### Written problem
Substitute "line marker" for every occurrence of "line-point" in the records below, and leave everything else unchanged.

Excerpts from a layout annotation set

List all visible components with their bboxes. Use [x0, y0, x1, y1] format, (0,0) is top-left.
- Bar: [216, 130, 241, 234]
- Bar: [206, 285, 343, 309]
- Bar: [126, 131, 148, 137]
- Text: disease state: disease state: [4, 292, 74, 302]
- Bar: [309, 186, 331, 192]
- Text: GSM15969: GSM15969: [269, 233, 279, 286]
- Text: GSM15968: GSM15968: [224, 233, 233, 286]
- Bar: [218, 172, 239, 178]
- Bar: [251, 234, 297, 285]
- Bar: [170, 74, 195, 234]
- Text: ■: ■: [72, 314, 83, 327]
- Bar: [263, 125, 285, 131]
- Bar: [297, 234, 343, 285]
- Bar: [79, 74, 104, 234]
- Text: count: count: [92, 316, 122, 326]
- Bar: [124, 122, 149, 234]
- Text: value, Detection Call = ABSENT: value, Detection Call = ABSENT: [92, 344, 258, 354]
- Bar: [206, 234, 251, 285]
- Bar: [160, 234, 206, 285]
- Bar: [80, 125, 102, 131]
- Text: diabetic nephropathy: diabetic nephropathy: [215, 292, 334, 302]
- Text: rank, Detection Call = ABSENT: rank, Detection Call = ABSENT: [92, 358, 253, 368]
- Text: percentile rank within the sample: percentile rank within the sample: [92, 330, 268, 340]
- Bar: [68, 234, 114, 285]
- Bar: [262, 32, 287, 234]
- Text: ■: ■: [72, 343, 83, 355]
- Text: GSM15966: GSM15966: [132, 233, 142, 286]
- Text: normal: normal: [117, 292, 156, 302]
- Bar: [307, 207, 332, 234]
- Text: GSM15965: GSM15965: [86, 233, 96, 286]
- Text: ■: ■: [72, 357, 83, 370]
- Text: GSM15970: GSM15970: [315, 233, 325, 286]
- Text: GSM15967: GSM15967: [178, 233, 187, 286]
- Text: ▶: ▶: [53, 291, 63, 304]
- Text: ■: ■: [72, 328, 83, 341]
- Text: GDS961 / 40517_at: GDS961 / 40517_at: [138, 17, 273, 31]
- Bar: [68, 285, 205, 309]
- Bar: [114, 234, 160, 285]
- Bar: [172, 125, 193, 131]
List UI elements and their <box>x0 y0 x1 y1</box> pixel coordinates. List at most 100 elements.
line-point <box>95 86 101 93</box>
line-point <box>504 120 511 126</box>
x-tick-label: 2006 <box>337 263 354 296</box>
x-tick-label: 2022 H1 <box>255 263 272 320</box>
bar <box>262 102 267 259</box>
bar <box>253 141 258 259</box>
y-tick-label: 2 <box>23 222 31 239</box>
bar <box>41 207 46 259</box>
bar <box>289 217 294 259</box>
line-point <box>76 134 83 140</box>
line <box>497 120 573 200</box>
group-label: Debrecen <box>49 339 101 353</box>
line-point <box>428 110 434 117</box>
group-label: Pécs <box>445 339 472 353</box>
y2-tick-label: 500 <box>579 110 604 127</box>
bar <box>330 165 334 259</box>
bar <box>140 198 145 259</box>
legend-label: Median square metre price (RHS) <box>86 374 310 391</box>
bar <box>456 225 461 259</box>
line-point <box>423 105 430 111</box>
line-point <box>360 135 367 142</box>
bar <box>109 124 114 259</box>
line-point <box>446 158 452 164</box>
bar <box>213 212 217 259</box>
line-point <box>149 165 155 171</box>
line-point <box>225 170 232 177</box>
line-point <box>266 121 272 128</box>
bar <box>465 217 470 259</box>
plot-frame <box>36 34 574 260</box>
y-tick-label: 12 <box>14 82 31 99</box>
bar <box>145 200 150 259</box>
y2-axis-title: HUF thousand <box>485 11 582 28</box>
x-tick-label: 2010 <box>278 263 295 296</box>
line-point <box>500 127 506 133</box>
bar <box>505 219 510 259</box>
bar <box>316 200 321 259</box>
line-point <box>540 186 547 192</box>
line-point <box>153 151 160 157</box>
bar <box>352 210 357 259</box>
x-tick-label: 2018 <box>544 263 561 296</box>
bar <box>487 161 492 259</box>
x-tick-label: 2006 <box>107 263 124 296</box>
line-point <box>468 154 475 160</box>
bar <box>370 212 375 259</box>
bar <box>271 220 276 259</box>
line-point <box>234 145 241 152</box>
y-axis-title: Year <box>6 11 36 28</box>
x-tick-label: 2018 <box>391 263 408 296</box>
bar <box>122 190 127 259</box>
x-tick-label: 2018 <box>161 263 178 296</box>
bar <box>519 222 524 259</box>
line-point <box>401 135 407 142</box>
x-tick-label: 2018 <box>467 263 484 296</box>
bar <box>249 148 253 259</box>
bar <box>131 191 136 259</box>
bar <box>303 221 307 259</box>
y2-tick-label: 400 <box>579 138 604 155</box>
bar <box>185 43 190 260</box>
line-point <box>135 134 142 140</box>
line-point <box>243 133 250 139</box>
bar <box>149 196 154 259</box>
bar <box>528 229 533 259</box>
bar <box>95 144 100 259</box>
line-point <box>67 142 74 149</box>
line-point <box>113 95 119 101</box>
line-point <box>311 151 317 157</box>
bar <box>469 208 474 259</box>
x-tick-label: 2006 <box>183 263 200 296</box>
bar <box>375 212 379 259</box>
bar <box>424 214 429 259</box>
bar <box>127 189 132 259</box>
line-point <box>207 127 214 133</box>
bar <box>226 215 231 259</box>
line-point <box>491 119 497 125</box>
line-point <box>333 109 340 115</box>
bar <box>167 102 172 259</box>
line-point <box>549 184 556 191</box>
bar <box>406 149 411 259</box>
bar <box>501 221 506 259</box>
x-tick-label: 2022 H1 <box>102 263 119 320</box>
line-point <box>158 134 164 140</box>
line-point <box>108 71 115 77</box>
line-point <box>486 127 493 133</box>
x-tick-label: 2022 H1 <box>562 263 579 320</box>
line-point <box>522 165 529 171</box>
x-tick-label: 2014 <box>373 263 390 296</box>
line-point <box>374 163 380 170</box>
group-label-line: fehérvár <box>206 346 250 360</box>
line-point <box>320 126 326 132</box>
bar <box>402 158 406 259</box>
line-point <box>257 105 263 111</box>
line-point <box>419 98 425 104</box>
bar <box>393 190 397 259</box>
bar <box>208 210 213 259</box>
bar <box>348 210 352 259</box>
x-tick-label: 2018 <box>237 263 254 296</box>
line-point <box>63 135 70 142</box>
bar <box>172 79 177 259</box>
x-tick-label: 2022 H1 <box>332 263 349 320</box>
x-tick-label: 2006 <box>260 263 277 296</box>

### Answer to the task
List all visible components with their bboxes. Use [x0, y0, x1, y1] format, (0,0) is top-left.
- Bar: [216, 130, 241, 234]
- Bar: [206, 285, 343, 309]
- Bar: [126, 131, 148, 137]
- Text: disease state: disease state: [4, 292, 74, 302]
- Bar: [309, 186, 331, 192]
- Text: GSM15969: GSM15969: [269, 233, 279, 286]
- Text: GSM15968: GSM15968: [224, 233, 233, 286]
- Bar: [218, 172, 239, 178]
- Bar: [251, 234, 297, 285]
- Bar: [170, 74, 195, 234]
- Text: ■: ■: [72, 314, 83, 327]
- Bar: [263, 125, 285, 131]
- Bar: [297, 234, 343, 285]
- Bar: [79, 74, 104, 234]
- Text: count: count: [92, 316, 122, 326]
- Bar: [124, 122, 149, 234]
- Text: value, Detection Call = ABSENT: value, Detection Call = ABSENT: [92, 344, 258, 354]
- Bar: [206, 234, 251, 285]
- Bar: [160, 234, 206, 285]
- Bar: [80, 125, 102, 131]
- Text: diabetic nephropathy: diabetic nephropathy: [215, 292, 334, 302]
- Text: rank, Detection Call = ABSENT: rank, Detection Call = ABSENT: [92, 358, 253, 368]
- Text: percentile rank within the sample: percentile rank within the sample: [92, 330, 268, 340]
- Bar: [68, 234, 114, 285]
- Bar: [262, 32, 287, 234]
- Text: ■: ■: [72, 343, 83, 355]
- Text: GSM15966: GSM15966: [132, 233, 142, 286]
- Text: normal: normal: [117, 292, 156, 302]
- Bar: [307, 207, 332, 234]
- Text: GSM15965: GSM15965: [86, 233, 96, 286]
- Text: ■: ■: [72, 357, 83, 370]
- Text: GSM15970: GSM15970: [315, 233, 325, 286]
- Text: GSM15967: GSM15967: [178, 233, 187, 286]
- Text: ▶: ▶: [53, 291, 63, 304]
- Text: ■: ■: [72, 328, 83, 341]
- Text: GDS961 / 40517_at: GDS961 / 40517_at: [138, 17, 273, 31]
- Bar: [68, 285, 205, 309]
- Bar: [114, 234, 160, 285]
- Bar: [172, 125, 193, 131]
List UI elements and their <box>x0 y0 x1 y1</box> pixel coordinates. List at most 100 elements.
line marker <box>95 86 101 93</box>
line marker <box>504 120 511 126</box>
x-tick-label: 2006 <box>337 263 354 296</box>
x-tick-label: 2022 H1 <box>255 263 272 320</box>
bar <box>262 102 267 259</box>
bar <box>253 141 258 259</box>
y-tick-label: 2 <box>23 222 31 239</box>
bar <box>41 207 46 259</box>
bar <box>289 217 294 259</box>
line marker <box>76 134 83 140</box>
line <box>497 120 573 200</box>
group-label: Debrecen <box>49 339 101 353</box>
line marker <box>428 110 434 117</box>
group-label: Pécs <box>445 339 472 353</box>
y2-tick-label: 500 <box>579 110 604 127</box>
bar <box>330 165 334 259</box>
bar <box>140 198 145 259</box>
legend-label: Median square metre price (RHS) <box>86 374 310 391</box>
bar <box>456 225 461 259</box>
line marker <box>423 105 430 111</box>
line marker <box>360 135 367 142</box>
bar <box>109 124 114 259</box>
line marker <box>446 158 452 164</box>
bar <box>213 212 217 259</box>
line marker <box>149 165 155 171</box>
line marker <box>225 170 232 177</box>
line marker <box>266 121 272 128</box>
bar <box>465 217 470 259</box>
plot-frame <box>36 34 574 260</box>
y-tick-label: 12 <box>14 82 31 99</box>
bar <box>145 200 150 259</box>
y2-axis-title: HUF thousand <box>485 11 582 28</box>
x-tick-label: 2010 <box>278 263 295 296</box>
line marker <box>500 127 506 133</box>
bar <box>505 219 510 259</box>
bar <box>316 200 321 259</box>
line marker <box>540 186 547 192</box>
line marker <box>153 151 160 157</box>
bar <box>352 210 357 259</box>
x-tick-label: 2018 <box>544 263 561 296</box>
bar <box>487 161 492 259</box>
x-tick-label: 2006 <box>107 263 124 296</box>
line marker <box>468 154 475 160</box>
bar <box>370 212 375 259</box>
bar <box>271 220 276 259</box>
line marker <box>234 145 241 152</box>
y-axis-title: Year <box>6 11 36 28</box>
x-tick-label: 2018 <box>391 263 408 296</box>
bar <box>122 190 127 259</box>
x-tick-label: 2018 <box>161 263 178 296</box>
bar <box>519 222 524 259</box>
line marker <box>401 135 407 142</box>
x-tick-label: 2018 <box>467 263 484 296</box>
bar <box>249 148 253 259</box>
bar <box>131 191 136 259</box>
bar <box>303 221 307 259</box>
y2-tick-label: 400 <box>579 138 604 155</box>
bar <box>185 43 190 260</box>
line marker <box>135 134 142 140</box>
line marker <box>243 133 250 139</box>
bar <box>149 196 154 259</box>
bar <box>528 229 533 259</box>
bar <box>95 144 100 259</box>
line marker <box>67 142 74 149</box>
line marker <box>113 95 119 101</box>
line marker <box>311 151 317 157</box>
bar <box>469 208 474 259</box>
x-tick-label: 2006 <box>183 263 200 296</box>
bar <box>375 212 379 259</box>
bar <box>424 214 429 259</box>
bar <box>127 189 132 259</box>
line marker <box>207 127 214 133</box>
bar <box>226 215 231 259</box>
line marker <box>491 119 497 125</box>
line marker <box>333 109 340 115</box>
bar <box>167 102 172 259</box>
line marker <box>549 184 556 191</box>
bar <box>406 149 411 259</box>
bar <box>501 221 506 259</box>
x-tick-label: 2022 H1 <box>102 263 119 320</box>
line marker <box>158 134 164 140</box>
line marker <box>108 71 115 77</box>
line marker <box>486 127 493 133</box>
x-tick-label: 2022 H1 <box>562 263 579 320</box>
line marker <box>522 165 529 171</box>
x-tick-label: 2014 <box>373 263 390 296</box>
line marker <box>374 163 380 170</box>
group-label-line: fehérvár <box>206 346 250 360</box>
line marker <box>320 126 326 132</box>
bar <box>402 158 406 259</box>
line marker <box>257 105 263 111</box>
line marker <box>419 98 425 104</box>
bar <box>393 190 397 259</box>
bar <box>208 210 213 259</box>
bar <box>348 210 352 259</box>
x-tick-label: 2018 <box>237 263 254 296</box>
line marker <box>63 135 70 142</box>
bar <box>172 79 177 259</box>
x-tick-label: 2022 H1 <box>332 263 349 320</box>
x-tick-label: 2006 <box>260 263 277 296</box>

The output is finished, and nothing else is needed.